Take the line that contains "Convert this screenshot" as the first line and the last line of the material below as the final one; reproduce exactly the lines between, inclusive.

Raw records
# # # # #

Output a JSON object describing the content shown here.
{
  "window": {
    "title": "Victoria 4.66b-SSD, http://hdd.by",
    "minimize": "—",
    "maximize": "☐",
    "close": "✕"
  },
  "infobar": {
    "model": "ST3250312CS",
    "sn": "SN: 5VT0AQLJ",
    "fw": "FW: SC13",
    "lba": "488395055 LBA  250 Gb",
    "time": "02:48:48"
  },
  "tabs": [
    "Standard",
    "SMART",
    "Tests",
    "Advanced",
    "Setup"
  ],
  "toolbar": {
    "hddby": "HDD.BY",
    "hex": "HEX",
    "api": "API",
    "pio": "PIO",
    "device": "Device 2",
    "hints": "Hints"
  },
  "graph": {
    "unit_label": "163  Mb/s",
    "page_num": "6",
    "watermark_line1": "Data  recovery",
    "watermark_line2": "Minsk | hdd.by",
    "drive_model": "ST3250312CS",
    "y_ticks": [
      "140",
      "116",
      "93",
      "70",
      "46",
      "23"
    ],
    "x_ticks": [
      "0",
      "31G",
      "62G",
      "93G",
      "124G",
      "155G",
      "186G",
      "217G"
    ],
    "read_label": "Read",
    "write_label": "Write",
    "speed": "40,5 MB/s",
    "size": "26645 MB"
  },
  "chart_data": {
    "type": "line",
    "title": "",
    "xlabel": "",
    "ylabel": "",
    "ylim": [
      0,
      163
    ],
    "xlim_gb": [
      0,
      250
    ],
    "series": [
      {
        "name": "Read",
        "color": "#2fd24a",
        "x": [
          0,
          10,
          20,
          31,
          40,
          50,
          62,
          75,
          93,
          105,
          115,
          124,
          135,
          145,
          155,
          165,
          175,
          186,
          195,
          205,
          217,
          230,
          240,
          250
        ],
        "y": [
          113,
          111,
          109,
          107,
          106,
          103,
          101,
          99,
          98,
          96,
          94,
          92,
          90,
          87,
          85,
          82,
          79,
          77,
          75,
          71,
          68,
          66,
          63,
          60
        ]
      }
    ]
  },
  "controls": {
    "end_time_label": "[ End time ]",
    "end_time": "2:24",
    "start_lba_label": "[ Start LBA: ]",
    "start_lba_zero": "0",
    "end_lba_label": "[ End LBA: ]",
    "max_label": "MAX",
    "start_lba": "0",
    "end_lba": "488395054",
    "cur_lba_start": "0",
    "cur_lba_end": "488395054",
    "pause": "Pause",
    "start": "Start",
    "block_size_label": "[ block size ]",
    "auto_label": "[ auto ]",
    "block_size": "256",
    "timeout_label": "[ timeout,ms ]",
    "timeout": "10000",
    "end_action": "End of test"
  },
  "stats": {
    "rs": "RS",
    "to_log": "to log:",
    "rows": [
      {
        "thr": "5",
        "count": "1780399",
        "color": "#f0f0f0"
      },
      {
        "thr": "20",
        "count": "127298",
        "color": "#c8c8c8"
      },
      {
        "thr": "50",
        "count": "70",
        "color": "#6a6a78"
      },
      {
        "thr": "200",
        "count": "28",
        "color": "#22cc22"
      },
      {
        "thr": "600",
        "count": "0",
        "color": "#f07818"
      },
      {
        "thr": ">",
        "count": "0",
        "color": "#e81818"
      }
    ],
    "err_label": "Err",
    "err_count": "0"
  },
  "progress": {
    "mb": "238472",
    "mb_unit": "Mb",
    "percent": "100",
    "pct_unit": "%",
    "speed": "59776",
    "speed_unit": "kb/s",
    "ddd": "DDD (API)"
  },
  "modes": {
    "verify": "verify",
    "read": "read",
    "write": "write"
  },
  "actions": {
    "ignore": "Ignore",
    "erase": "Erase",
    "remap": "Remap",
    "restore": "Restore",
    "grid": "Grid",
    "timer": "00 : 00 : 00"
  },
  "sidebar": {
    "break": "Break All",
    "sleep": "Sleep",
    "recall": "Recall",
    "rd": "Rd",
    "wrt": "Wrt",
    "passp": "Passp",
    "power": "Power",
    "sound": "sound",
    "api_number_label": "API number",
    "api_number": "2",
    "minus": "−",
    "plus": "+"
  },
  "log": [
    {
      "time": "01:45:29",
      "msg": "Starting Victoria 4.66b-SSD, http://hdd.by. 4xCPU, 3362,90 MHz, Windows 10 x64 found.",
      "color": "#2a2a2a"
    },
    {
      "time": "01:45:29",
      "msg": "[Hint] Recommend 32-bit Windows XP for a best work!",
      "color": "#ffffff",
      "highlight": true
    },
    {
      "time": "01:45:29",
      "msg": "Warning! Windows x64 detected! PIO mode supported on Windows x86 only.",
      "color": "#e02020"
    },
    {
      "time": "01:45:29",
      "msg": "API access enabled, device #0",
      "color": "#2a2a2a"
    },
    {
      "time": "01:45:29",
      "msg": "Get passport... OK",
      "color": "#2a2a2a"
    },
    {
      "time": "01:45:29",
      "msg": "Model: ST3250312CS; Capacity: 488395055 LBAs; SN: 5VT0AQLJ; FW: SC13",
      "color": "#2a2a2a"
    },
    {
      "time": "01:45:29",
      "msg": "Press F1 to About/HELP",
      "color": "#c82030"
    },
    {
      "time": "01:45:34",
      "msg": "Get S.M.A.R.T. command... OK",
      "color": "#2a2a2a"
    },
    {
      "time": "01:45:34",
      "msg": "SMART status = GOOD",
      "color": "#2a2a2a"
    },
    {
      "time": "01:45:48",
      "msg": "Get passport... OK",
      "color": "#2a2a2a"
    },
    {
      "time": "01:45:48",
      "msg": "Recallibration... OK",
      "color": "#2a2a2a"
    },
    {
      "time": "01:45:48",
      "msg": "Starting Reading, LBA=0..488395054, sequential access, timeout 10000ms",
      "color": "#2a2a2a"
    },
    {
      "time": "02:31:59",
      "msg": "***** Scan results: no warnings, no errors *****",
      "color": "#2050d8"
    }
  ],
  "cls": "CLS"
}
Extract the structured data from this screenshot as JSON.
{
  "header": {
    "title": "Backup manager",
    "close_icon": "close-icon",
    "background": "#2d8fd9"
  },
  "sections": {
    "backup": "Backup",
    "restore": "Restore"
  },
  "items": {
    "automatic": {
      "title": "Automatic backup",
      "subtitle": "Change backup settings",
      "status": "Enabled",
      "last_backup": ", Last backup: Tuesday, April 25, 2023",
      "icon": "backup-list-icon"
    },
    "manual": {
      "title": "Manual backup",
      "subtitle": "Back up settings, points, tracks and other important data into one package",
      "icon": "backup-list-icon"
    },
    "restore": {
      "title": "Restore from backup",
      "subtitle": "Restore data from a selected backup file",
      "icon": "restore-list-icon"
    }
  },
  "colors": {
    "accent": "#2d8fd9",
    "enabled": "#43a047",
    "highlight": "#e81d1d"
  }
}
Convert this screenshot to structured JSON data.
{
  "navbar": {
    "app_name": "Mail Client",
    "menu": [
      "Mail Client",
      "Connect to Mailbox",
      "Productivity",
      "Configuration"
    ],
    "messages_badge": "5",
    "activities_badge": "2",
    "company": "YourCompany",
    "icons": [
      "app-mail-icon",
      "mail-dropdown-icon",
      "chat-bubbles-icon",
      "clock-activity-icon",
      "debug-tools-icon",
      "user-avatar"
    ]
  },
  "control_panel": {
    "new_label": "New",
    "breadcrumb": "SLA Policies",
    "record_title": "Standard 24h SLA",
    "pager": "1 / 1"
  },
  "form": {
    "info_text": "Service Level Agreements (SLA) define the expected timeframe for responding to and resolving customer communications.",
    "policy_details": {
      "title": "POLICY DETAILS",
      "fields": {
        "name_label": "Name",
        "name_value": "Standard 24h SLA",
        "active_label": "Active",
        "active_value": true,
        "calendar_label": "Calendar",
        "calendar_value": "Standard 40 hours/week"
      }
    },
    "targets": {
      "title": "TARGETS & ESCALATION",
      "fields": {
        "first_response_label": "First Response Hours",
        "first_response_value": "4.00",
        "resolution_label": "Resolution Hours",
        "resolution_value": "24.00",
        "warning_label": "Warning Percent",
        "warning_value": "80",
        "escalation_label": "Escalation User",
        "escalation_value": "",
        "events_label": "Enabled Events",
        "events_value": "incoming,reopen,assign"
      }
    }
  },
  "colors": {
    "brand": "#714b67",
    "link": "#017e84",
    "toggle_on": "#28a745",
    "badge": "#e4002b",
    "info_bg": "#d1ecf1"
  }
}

# # # # #

### Solution
Convert this screenshot to structured JSON data.
{
  "navbar": {
    "app_name": "Mail Client",
    "menu": [
      "Mail Client",
      "Connect to Mailbox",
      "Productivity",
      "Configuration"
    ],
    "messages_badge": "5",
    "activities_badge": "2",
    "company": "YourCompany",
    "icons": [
      "app-mail-icon",
      "mail-dropdown-icon",
      "chat-bubbles-icon",
      "clock-activity-icon",
      "debug-tools-icon",
      "user-avatar"
    ]
  },
  "control_panel": {
    "new_label": "New",
    "breadcrumb": "SLA Policies",
    "record_title": "Standard 24h SLA",
    "pager": "1 / 1"
  },
  "form": {
    "info_text": "Service Level Agreements (SLA) define the expected timeframe for responding to and resolving customer communications.",
    "policy_details": {
      "title": "POLICY DETAILS",
      "fields": {
        "name_label": "Name",
        "name_value": "Standard 24h SLA",
        "active_label": "Active",
        "active_value": true,
        "calendar_label": "Calendar",
        "calendar_value": "Standard 40 hours/week"
      }
    },
    "targets": {
      "title": "TARGETS & ESCALATION",
      "fields": {
        "first_response_label": "First Response Hours",
        "first_response_value": "4.00",
        "resolution_label": "Resolution Hours",
        "resolution_value": "24.00",
        "warning_label": "Warning Percent",
        "warning_value": "80",
        "escalation_label": "Escalation User",
        "escalation_value": "",
        "events_label": "Enabled Events",
        "events_value": "incoming,reopen,assign"
      }
    }
  },
  "colors": {
    "brand": "#714b67",
    "link": "#017e84",
    "toggle_on": "#28a745",
    "badge": "#e4002b",
    "info_bg": "#d1ecf1"
  }
}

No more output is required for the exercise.